EXERCISE DESCRIPTION:
Check every line below for the word "text" and copy each one that has it.

[Dataset entries]
· · ·
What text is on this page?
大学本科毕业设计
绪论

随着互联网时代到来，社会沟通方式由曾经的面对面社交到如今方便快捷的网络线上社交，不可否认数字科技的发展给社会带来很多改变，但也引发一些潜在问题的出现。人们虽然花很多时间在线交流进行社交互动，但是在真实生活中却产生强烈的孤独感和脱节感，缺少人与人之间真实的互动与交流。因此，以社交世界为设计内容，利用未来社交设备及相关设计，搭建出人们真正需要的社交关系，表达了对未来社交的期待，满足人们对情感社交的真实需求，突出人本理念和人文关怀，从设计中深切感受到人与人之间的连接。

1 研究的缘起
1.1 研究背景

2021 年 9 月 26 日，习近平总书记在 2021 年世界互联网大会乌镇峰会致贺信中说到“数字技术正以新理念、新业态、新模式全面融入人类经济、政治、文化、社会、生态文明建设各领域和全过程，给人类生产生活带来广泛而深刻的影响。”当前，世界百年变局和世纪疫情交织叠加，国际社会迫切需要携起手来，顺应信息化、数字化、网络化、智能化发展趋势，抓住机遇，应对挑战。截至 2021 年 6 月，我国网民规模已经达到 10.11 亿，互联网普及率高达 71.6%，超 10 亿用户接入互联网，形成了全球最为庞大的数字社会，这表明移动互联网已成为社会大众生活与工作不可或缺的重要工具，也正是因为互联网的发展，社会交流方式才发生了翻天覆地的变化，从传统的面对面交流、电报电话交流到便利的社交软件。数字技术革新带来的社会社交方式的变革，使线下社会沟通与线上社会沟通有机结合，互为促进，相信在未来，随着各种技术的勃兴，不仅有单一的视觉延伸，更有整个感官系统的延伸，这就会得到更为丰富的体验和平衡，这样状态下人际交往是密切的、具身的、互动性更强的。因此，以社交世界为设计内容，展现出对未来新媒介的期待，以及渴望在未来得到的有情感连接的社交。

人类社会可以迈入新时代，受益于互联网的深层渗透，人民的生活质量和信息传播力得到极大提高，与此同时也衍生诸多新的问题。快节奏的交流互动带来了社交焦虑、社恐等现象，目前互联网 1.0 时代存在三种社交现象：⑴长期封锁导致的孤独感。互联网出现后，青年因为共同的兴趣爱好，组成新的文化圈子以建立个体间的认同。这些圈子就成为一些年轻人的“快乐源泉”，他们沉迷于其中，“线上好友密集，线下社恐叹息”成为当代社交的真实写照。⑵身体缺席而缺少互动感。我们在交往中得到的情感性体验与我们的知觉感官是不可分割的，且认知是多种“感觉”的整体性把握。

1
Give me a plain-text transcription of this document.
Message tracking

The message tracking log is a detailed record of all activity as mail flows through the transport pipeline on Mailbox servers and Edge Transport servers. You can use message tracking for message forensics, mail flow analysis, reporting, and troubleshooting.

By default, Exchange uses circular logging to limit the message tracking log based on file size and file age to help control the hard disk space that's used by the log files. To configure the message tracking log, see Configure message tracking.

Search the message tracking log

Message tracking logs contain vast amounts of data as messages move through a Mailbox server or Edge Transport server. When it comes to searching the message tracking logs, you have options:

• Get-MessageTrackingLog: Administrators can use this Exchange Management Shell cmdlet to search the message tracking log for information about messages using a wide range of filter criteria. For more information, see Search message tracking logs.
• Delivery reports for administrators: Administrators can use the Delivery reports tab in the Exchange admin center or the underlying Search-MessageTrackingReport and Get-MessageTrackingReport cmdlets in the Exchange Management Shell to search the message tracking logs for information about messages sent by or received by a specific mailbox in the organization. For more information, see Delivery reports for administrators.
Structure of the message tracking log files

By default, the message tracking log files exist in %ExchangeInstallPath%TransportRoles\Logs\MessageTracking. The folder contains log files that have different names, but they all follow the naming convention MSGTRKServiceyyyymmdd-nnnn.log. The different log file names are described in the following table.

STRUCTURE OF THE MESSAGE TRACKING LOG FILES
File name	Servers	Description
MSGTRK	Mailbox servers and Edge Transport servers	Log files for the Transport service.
· · ·
EXERCISE OUTPUT:
What text is on this page?
Give me a plain-text transcription of this document.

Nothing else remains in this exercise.